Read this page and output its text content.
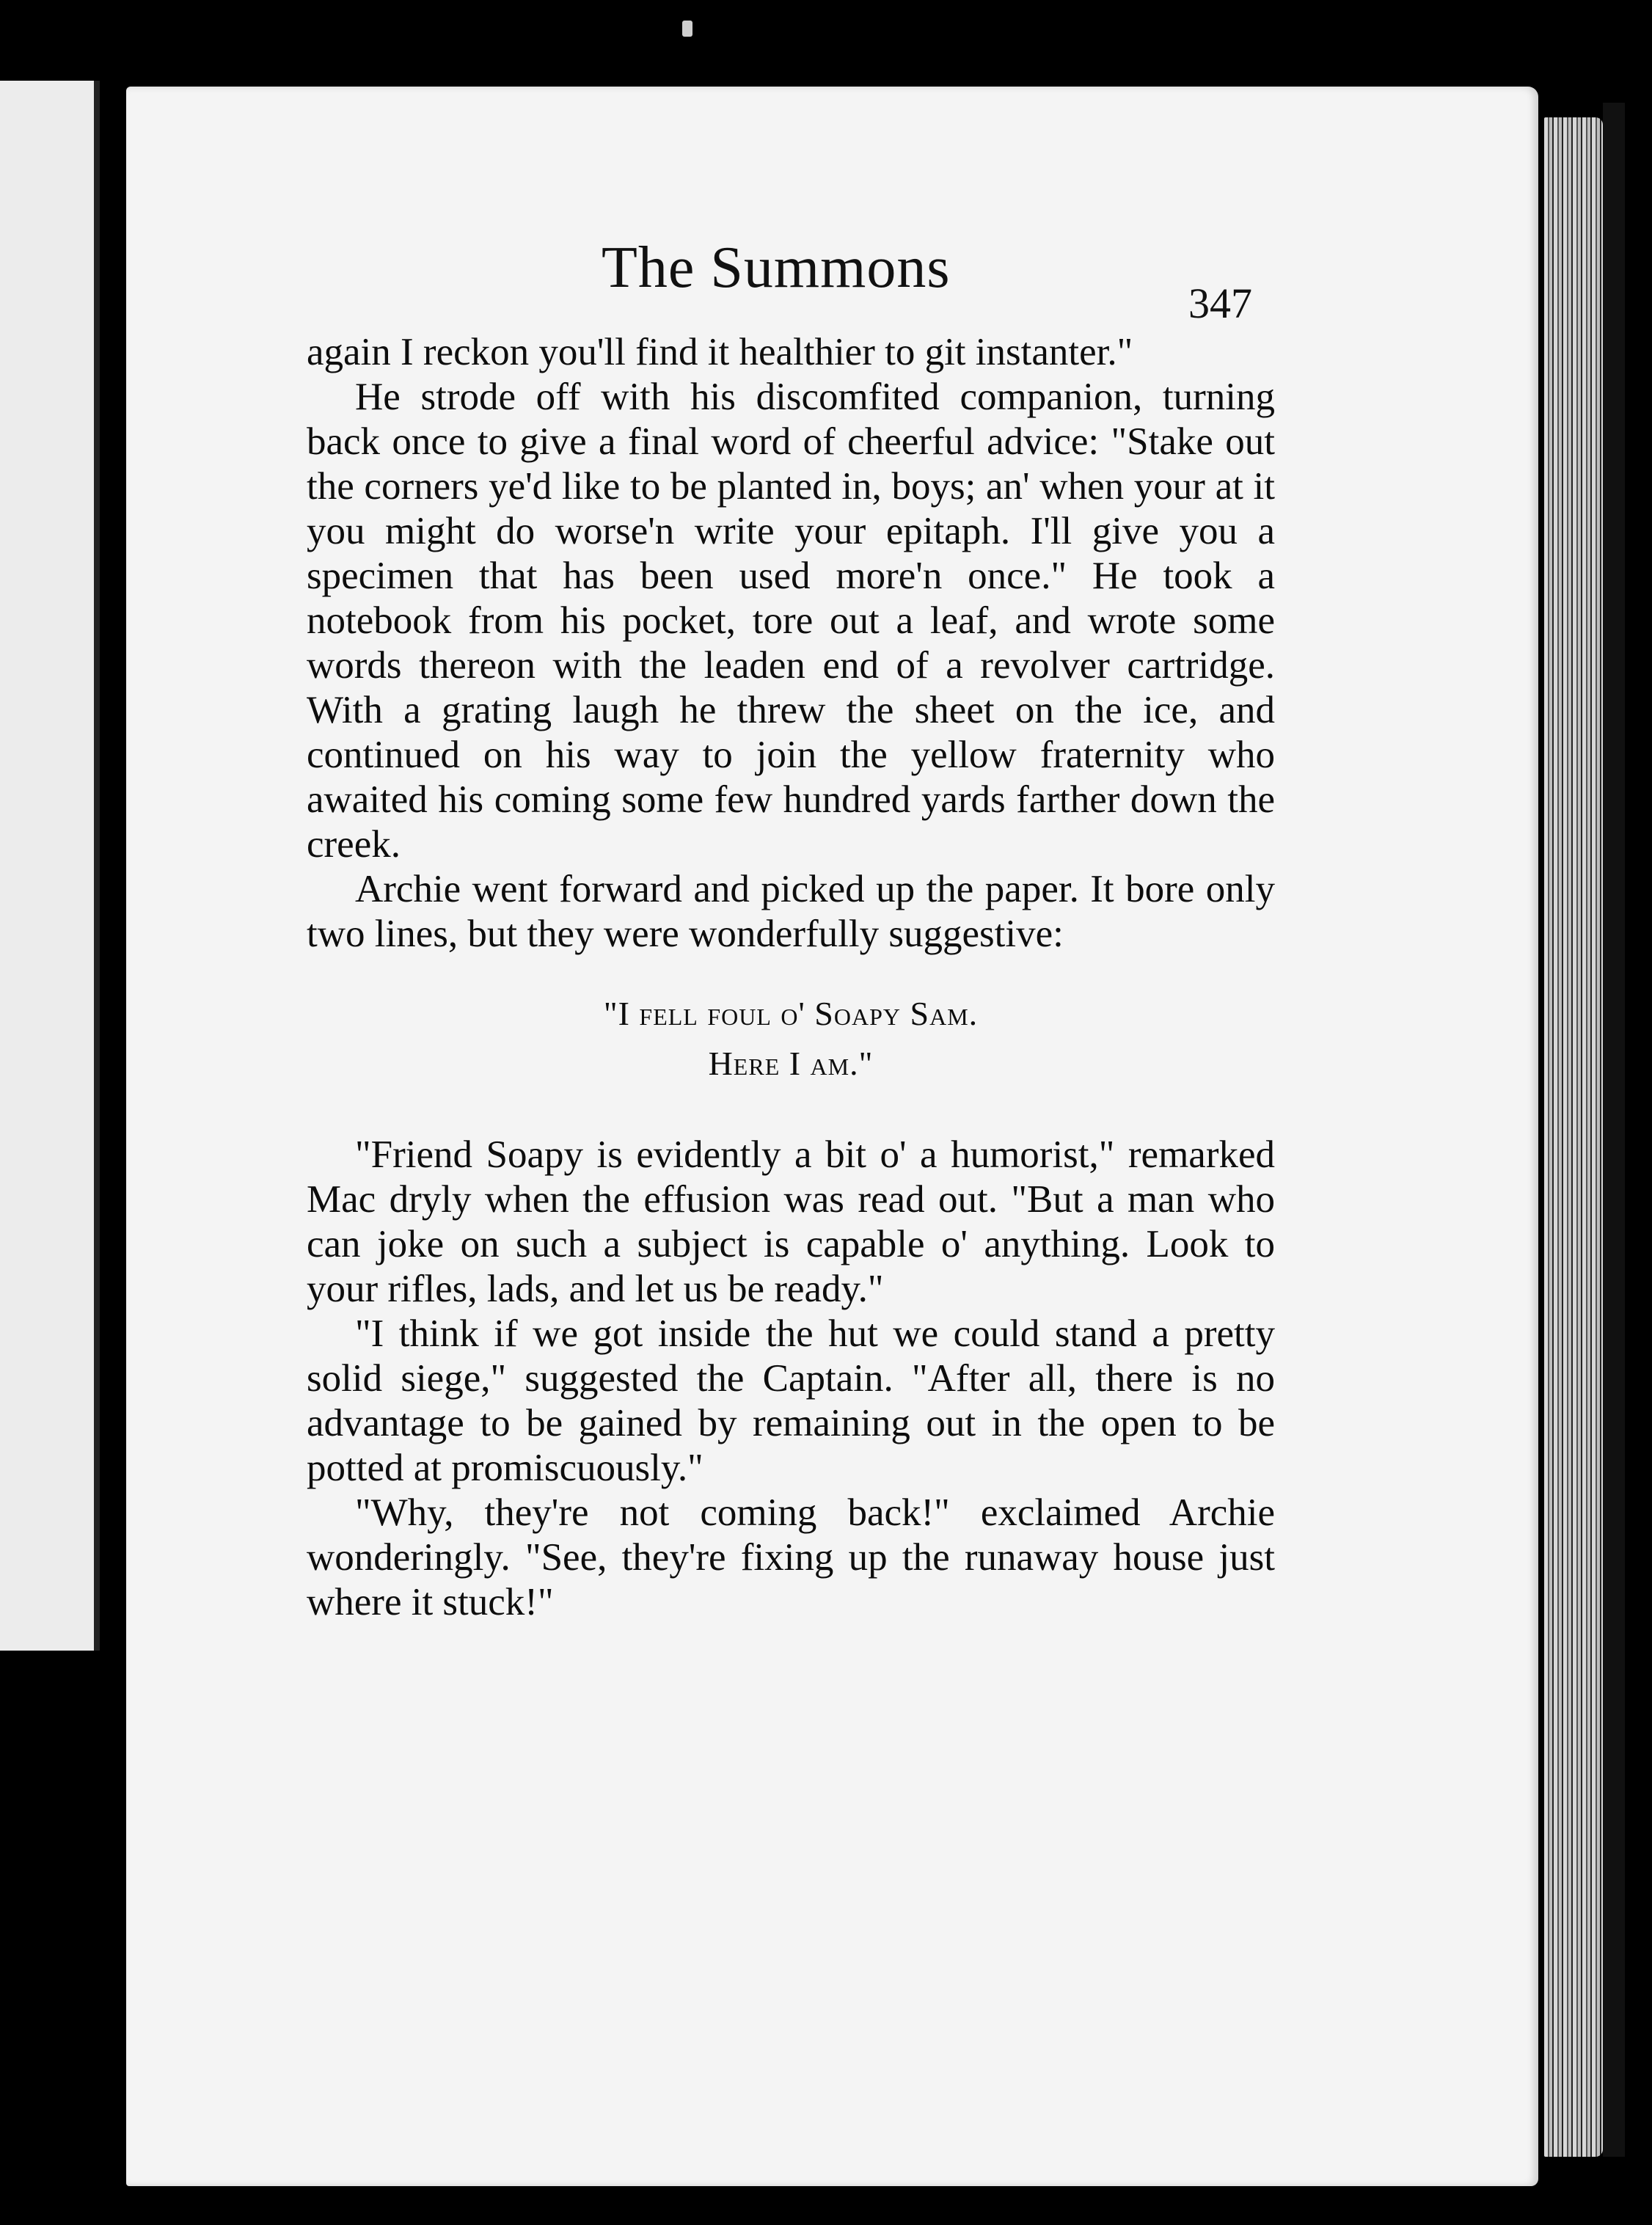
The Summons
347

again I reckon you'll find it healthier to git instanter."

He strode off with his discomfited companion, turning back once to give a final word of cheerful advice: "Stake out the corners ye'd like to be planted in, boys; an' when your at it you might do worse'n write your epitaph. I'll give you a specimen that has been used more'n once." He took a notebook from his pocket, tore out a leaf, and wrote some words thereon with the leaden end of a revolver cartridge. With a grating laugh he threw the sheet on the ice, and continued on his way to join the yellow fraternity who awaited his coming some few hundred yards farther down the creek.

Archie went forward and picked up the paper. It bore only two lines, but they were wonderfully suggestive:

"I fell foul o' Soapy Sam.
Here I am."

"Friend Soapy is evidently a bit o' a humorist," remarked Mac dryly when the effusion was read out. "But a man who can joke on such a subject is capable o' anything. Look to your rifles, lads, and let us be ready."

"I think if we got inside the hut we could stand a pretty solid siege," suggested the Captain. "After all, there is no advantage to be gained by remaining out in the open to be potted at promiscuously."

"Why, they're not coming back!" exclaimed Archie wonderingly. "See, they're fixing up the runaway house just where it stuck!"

...

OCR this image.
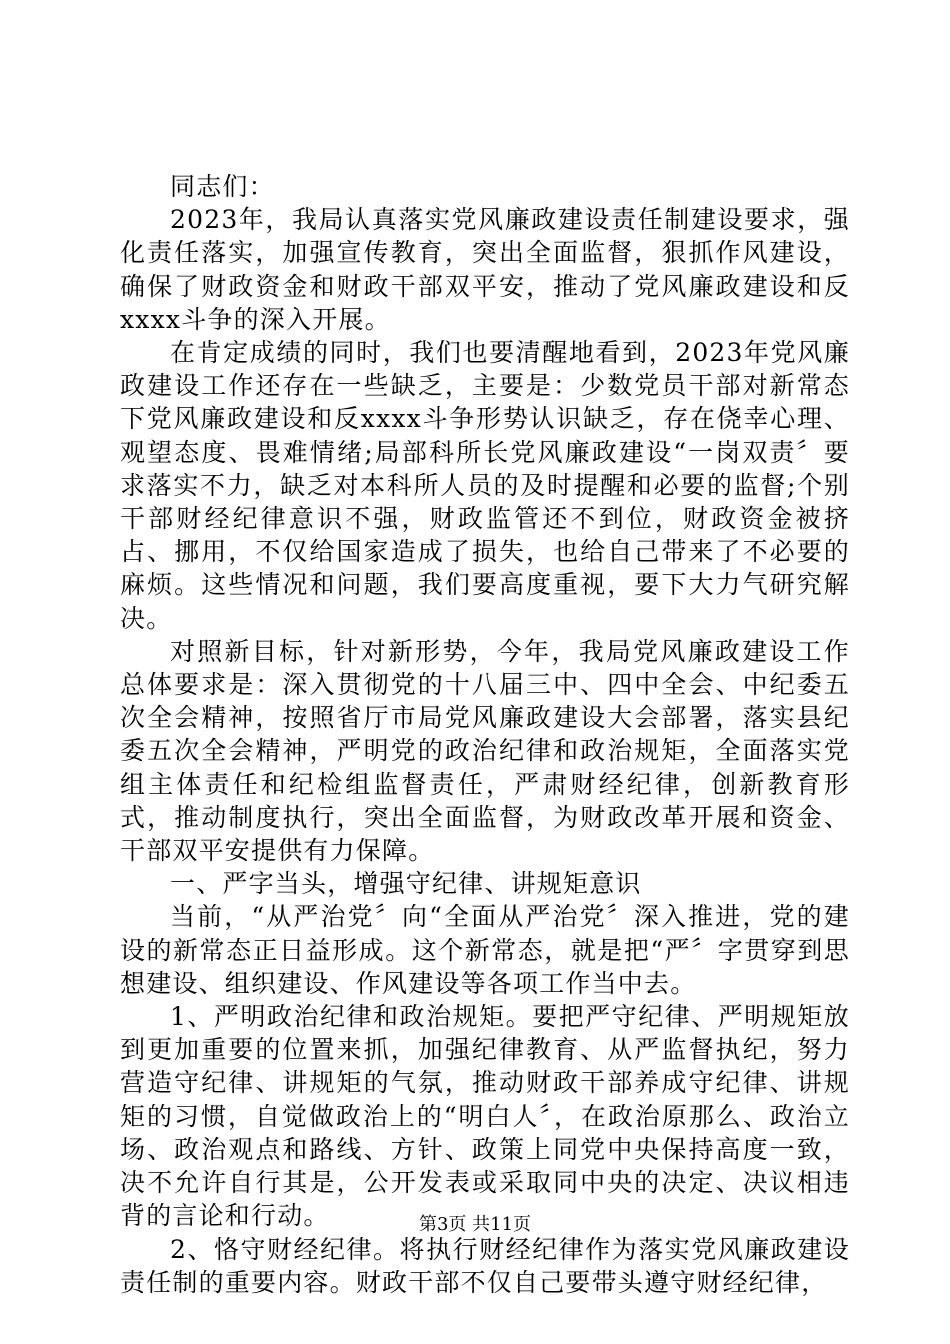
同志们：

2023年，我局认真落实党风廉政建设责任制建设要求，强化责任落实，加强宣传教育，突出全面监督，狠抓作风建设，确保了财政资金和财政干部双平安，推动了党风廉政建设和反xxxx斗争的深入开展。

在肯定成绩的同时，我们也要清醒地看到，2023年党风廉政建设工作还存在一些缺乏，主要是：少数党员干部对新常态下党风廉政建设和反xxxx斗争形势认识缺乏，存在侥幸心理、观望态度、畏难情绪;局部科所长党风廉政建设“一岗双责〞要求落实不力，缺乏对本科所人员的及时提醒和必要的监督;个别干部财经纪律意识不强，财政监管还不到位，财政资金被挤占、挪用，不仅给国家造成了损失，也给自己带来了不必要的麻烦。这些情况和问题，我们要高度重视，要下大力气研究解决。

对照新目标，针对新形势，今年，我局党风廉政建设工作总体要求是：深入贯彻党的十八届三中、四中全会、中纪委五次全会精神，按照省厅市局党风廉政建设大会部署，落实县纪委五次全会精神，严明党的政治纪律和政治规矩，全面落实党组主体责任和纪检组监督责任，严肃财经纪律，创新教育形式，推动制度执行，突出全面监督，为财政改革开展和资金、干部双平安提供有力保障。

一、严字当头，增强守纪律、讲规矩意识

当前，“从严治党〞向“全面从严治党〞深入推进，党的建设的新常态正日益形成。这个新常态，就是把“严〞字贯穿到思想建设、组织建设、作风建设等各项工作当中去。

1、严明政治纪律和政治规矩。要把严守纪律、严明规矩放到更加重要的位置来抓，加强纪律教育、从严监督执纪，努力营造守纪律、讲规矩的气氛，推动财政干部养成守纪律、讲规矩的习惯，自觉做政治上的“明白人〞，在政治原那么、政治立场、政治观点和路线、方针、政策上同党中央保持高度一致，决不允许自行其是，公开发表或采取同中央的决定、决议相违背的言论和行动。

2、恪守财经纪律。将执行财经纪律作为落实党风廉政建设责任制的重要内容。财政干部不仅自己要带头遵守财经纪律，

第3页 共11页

* * *

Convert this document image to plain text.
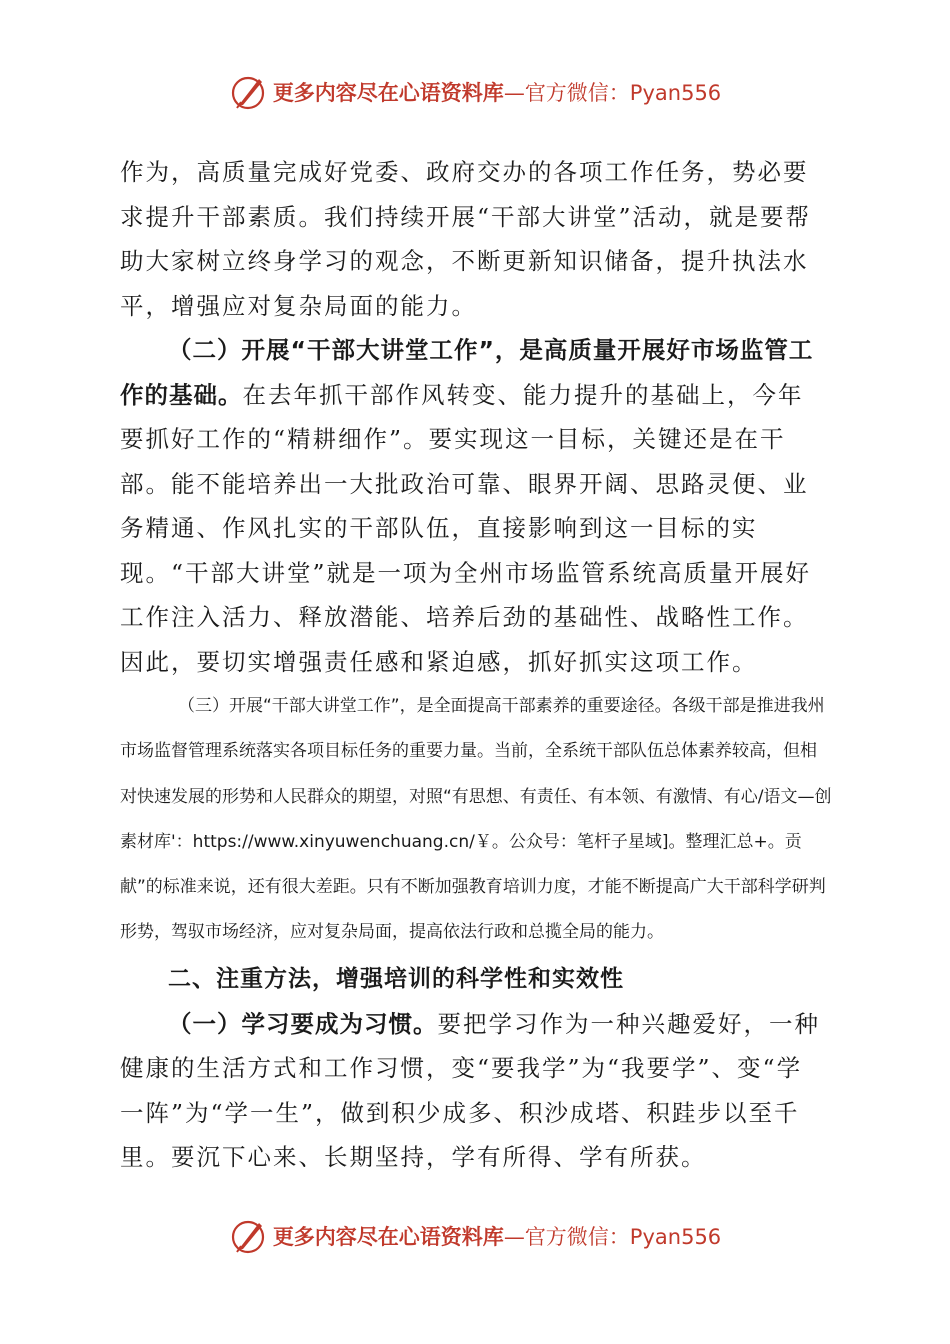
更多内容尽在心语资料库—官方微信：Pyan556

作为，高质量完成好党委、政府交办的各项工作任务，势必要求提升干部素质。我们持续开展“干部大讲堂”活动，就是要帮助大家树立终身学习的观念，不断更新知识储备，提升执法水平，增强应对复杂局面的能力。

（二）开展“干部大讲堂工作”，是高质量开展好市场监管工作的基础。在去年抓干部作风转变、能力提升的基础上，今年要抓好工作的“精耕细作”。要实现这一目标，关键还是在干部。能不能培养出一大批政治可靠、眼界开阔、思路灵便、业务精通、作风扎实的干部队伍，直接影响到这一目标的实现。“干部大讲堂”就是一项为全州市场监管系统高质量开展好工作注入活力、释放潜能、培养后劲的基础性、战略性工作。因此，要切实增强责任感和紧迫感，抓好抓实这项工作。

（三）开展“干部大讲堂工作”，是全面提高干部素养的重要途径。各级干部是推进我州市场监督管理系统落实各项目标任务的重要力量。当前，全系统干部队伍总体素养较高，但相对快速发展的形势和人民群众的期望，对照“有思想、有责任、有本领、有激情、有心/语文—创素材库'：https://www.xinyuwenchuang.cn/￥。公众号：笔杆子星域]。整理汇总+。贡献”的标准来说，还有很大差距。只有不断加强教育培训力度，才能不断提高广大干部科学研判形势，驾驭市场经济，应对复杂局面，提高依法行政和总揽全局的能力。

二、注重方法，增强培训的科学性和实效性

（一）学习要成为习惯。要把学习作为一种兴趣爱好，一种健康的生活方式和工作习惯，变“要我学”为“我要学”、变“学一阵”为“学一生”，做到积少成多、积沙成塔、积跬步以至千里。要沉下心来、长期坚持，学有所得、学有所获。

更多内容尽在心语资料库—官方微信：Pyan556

▶ [The problem] Locate all lines holding the word "image", then copy them out.

▶ [The result]
OCR this image.
Convert this document image to plain text.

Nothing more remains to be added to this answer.